BEGIN DATASET RECORDS
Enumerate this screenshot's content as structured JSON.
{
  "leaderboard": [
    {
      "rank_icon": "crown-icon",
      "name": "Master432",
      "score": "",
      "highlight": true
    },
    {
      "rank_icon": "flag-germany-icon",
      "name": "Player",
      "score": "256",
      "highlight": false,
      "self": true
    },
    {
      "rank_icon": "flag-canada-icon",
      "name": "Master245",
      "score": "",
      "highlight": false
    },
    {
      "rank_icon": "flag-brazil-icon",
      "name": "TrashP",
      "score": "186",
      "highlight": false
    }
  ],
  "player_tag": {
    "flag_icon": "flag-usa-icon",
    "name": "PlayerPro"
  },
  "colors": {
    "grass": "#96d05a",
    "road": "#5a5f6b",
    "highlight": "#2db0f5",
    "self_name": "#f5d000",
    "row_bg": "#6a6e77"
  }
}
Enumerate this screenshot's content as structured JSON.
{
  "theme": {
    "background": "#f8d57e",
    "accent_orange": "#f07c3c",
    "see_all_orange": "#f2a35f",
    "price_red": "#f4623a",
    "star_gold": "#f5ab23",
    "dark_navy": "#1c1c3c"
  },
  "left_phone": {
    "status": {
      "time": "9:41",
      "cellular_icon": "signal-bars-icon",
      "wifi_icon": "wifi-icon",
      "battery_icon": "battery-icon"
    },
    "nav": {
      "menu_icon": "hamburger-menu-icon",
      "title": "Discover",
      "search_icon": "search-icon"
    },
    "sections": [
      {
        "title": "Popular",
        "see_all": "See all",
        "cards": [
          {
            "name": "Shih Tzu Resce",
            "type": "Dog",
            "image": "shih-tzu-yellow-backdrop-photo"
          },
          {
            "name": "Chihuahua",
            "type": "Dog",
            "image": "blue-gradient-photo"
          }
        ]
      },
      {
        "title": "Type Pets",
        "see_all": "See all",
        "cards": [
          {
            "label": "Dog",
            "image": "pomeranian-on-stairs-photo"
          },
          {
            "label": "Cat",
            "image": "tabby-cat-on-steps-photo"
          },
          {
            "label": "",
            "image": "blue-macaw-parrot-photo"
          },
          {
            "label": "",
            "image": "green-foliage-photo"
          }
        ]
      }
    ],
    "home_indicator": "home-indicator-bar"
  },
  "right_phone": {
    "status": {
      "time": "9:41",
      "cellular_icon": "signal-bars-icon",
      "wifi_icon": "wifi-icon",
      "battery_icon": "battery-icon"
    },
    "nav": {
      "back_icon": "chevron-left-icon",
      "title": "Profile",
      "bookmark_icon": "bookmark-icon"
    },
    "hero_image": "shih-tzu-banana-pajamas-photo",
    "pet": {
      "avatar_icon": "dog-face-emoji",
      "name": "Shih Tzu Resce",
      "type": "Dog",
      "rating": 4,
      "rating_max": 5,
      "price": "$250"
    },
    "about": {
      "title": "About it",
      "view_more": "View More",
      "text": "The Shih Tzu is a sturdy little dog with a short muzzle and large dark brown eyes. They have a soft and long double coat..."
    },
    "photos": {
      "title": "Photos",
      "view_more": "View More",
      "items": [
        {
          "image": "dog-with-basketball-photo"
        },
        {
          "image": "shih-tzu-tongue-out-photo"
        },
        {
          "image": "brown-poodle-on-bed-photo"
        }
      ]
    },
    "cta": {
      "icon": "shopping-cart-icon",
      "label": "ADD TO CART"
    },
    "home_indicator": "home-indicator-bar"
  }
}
END DATASET RECORDS
**BRIEF**
Reproduce each entry word for word.

**RESPONSE TO THE EXERCISE**
Enumerate this screenshot's content as structured JSON.
{
  "leaderboard": [
    {
      "rank_icon": "crown-icon",
      "name": "Master432",
      "score": "",
      "highlight": true
    },
    {
      "rank_icon": "flag-germany-icon",
      "name": "Player",
      "score": "256",
      "highlight": false,
      "self": true
    },
    {
      "rank_icon": "flag-canada-icon",
      "name": "Master245",
      "score": "",
      "highlight": false
    },
    {
      "rank_icon": "flag-brazil-icon",
      "name": "TrashP",
      "score": "186",
      "highlight": false
    }
  ],
  "player_tag": {
    "flag_icon": "flag-usa-icon",
    "name": "PlayerPro"
  },
  "colors": {
    "grass": "#96d05a",
    "road": "#5a5f6b",
    "highlight": "#2db0f5",
    "self_name": "#f5d000",
    "row_bg": "#6a6e77"
  }
}
Enumerate this screenshot's content as structured JSON.
{
  "theme": {
    "background": "#f8d57e",
    "accent_orange": "#f07c3c",
    "see_all_orange": "#f2a35f",
    "price_red": "#f4623a",
    "star_gold": "#f5ab23",
    "dark_navy": "#1c1c3c"
  },
  "left_phone": {
    "status": {
      "time": "9:41",
      "cellular_icon": "signal-bars-icon",
      "wifi_icon": "wifi-icon",
      "battery_icon": "battery-icon"
    },
    "nav": {
      "menu_icon": "hamburger-menu-icon",
      "title": "Discover",
      "search_icon": "search-icon"
    },
    "sections": [
      {
        "title": "Popular",
        "see_all": "See all",
        "cards": [
          {
            "name": "Shih Tzu Resce",
            "type": "Dog",
            "image": "shih-tzu-yellow-backdrop-photo"
          },
          {
            "name": "Chihuahua",
            "type": "Dog",
            "image": "blue-gradient-photo"
          }
        ]
      },
      {
        "title": "Type Pets",
        "see_all": "See all",
        "cards": [
          {
            "label": "Dog",
            "image": "pomeranian-on-stairs-photo"
          },
          {
            "label": "Cat",
            "image": "tabby-cat-on-steps-photo"
          },
          {
            "label": "",
            "image": "blue-macaw-parrot-photo"
          },
          {
            "label": "",
            "image": "green-foliage-photo"
          }
        ]
      }
    ],
    "home_indicator": "home-indicator-bar"
  },
  "right_phone": {
    "status": {
      "time": "9:41",
      "cellular_icon": "signal-bars-icon",
      "wifi_icon": "wifi-icon",
      "battery_icon": "battery-icon"
    },
    "nav": {
      "back_icon": "chevron-left-icon",
      "title": "Profile",
      "bookmark_icon": "bookmark-icon"
    },
    "hero_image": "shih-tzu-banana-pajamas-photo",
    "pet": {
      "avatar_icon": "dog-face-emoji",
      "name": "Shih Tzu Resce",
      "type": "Dog",
      "rating": 4,
      "rating_max": 5,
      "price": "$250"
    },
    "about": {
      "title": "About it",
      "view_more": "View More",
      "text": "The Shih Tzu is a sturdy little dog with a short muzzle and large dark brown eyes. They have a soft and long double coat..."
    },
    "photos": {
      "title": "Photos",
      "view_more": "View More",
      "items": [
        {
          "image": "dog-with-basketball-photo"
        },
        {
          "image": "shih-tzu-tongue-out-photo"
        },
        {
          "image": "brown-poodle-on-bed-photo"
        }
      ]
    },
    "cta": {
      "icon": "shopping-cart-icon",
      "label": "ADD TO CART"
    },
    "home_indicator": "home-indicator-bar"
  }
}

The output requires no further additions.